#### [WHAT TO WORK ON]
Only the lines holding the string "欧洲天然气消费情况" are needed. Copy each one.

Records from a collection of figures
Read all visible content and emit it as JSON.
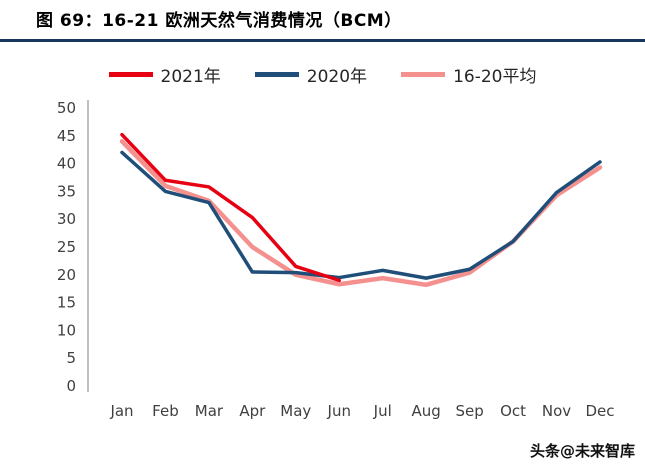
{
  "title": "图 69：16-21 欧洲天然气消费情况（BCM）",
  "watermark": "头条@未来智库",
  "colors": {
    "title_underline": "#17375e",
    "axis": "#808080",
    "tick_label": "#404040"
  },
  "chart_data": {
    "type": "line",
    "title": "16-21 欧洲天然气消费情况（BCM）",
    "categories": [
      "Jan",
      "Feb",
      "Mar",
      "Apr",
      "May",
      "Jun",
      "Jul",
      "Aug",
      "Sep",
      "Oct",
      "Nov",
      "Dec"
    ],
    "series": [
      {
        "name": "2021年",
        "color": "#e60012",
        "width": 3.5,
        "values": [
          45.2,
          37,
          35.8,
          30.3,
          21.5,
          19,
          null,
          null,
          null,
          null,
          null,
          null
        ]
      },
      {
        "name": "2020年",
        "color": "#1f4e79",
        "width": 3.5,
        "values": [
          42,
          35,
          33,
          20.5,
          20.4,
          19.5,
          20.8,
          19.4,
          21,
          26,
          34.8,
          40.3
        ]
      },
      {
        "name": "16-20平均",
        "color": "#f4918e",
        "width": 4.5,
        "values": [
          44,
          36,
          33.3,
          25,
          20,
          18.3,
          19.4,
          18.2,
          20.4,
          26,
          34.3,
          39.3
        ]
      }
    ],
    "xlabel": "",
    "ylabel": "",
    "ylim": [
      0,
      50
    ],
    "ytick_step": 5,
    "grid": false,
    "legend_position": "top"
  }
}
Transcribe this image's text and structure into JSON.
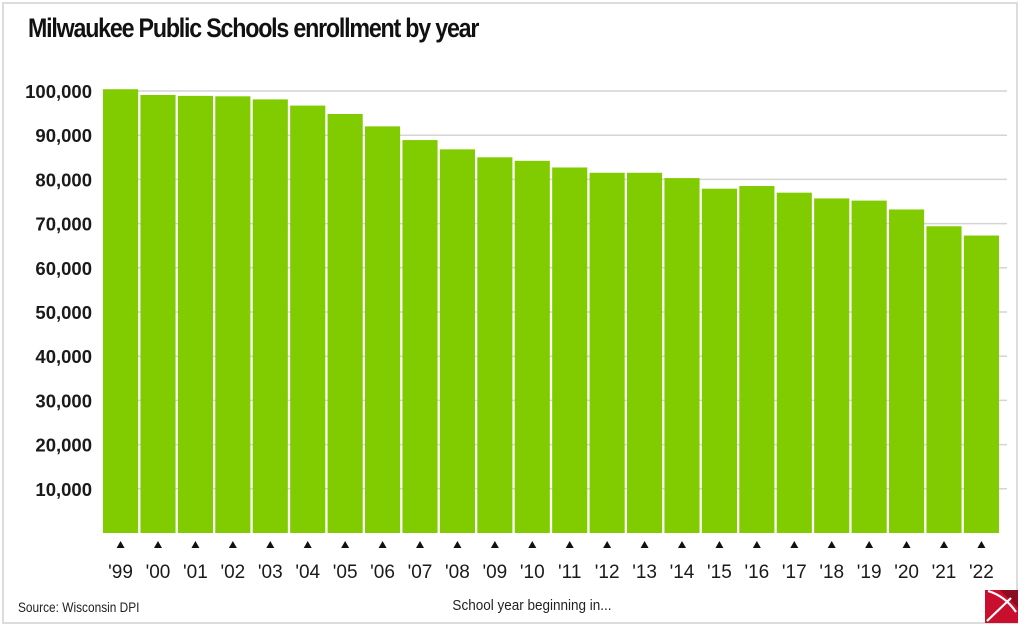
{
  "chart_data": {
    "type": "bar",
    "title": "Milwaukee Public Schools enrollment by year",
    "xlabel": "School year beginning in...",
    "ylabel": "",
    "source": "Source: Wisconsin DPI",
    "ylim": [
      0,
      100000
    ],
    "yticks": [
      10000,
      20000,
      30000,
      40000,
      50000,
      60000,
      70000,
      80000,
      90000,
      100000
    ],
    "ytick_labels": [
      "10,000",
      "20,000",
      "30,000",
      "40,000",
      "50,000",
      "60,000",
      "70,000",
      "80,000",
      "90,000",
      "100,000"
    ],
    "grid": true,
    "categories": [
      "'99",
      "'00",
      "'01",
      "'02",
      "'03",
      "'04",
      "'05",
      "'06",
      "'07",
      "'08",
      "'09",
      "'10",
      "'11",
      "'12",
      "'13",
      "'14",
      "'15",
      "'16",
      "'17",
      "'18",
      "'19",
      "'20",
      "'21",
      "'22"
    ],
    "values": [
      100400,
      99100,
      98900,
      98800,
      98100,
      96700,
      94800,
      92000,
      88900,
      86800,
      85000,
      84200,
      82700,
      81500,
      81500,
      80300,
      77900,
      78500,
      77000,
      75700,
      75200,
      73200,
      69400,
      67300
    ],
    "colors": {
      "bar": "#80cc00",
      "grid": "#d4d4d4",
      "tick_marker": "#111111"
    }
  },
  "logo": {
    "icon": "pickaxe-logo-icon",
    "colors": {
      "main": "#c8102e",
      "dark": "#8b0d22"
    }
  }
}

---

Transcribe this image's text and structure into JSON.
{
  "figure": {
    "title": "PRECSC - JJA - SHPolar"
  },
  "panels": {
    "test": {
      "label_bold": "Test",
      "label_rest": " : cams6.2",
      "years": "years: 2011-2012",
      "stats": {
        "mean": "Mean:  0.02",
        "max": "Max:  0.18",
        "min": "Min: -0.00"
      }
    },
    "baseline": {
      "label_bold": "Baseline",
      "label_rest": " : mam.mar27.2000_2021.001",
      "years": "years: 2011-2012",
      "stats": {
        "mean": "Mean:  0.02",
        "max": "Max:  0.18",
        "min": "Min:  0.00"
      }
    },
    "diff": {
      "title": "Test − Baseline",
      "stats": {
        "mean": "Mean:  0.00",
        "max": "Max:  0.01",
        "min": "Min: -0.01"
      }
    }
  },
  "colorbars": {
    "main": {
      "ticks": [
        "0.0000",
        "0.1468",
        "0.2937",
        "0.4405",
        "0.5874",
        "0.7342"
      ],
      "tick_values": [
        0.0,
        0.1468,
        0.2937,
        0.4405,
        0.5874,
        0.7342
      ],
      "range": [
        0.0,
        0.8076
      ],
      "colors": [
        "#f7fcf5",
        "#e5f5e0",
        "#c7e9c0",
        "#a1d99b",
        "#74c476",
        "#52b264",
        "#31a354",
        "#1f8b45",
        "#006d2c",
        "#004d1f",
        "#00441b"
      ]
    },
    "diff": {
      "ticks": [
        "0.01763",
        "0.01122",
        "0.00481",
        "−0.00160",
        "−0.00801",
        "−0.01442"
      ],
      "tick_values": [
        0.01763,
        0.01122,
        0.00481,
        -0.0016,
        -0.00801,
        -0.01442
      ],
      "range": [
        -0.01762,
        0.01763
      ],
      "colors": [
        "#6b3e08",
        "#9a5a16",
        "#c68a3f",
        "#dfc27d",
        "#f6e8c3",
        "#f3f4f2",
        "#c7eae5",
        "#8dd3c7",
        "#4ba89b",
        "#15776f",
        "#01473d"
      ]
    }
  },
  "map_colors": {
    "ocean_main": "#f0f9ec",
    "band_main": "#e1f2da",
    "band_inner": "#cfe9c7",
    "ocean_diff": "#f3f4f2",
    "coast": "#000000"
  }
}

#### [SOLUTION TO THIS TASK]
  "title": "图 69：16-21 欧洲天然气消费情况（BCM）",
    "title": "16-21 欧洲天然气消费情况（BCM）",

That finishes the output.